- Raw records

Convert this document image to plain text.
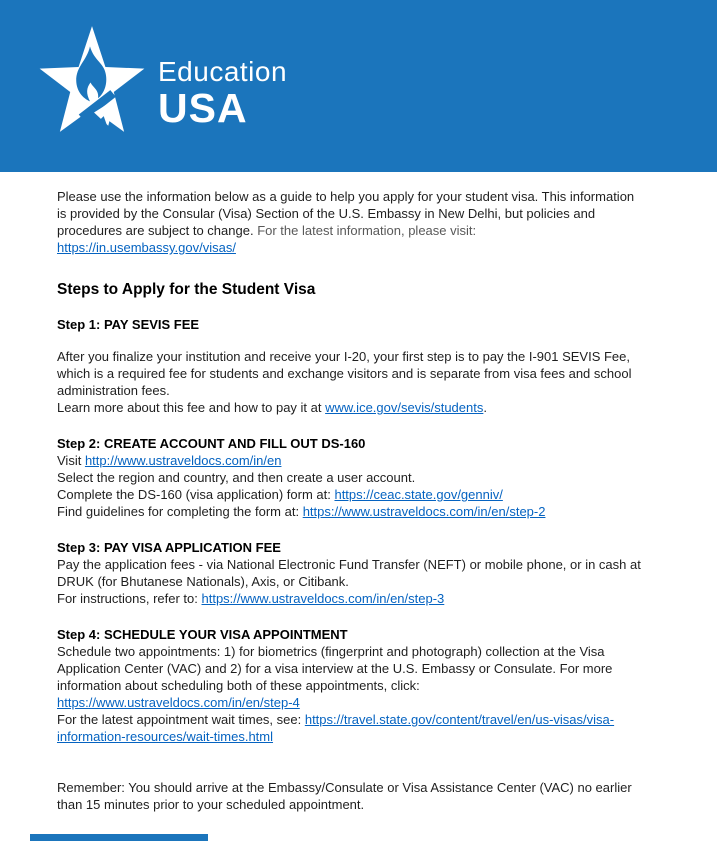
Education
USA

Please use the information below as a guide to help you apply for your student visa. This information is provided by the Consular (Visa) Section of the U.S. Embassy in New Delhi, but policies and procedures are subject to change. For the latest information, please visit: https://in.usembassy.gov/visas/

Steps to Apply for the Student Visa
Step 1: PAY SEVIS FEE

After you finalize your institution and receive your I-20, your first step is to pay the I-901 SEVIS Fee, which is a required fee for students and exchange visitors and is separate from visa fees and school administration fees.

Learn more about this fee and how to pay it at www.ice.gov/sevis/students.

Step 2: CREATE ACCOUNT AND FILL OUT DS-160

Visit http://www.ustraveldocs.com/in/en

Select the region and country, and then create a user account.

Complete the DS-160 (visa application) form at: https://ceac.state.gov/genniv/

Find guidelines for completing the form at: https://www.ustraveldocs.com/in/en/step-2

Step 3: PAY VISA APPLICATION FEE

Pay the application fees - via National Electronic Fund Transfer (NEFT) or mobile phone, or in cash at DRUK (for Bhutanese Nationals), Axis, or Citibank.

For instructions, refer to: https://www.ustraveldocs.com/in/en/step-3

Step 4: SCHEDULE YOUR VISA APPOINTMENT

Schedule two appointments: 1) for biometrics (fingerprint and photograph) collection at the Visa Application Center (VAC) and 2) for a visa interview at the U.S. Embassy or Consulate. For more information about scheduling both of these appointments, click:

https://www.ustraveldocs.com/in/en/step-4

For the latest appointment wait times, see: https://travel.state.gov/content/travel/en/us-visas/visa-information-resources/wait-times.html

Remember: You should arrive at the Embassy/Consulate or Visa Assistance Center (VAC) no earlier than 15 minutes prior to your scheduled appointment.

- Your instructions
Which lines hold the word "latest"? Show each one.

- Completed task
Please use the information below as a guide to help you apply for your student visa. This information is provided by the Consular (Visa) Section of the U.S. Embassy in New Delhi, but policies and procedures are subject to change. For the latest information, please visit: https://in.usembassy.gov/visas/
For the latest appointment wait times, see: https://travel.state.gov/content/travel/en/us-visas/visa-information-resources/wait-times.html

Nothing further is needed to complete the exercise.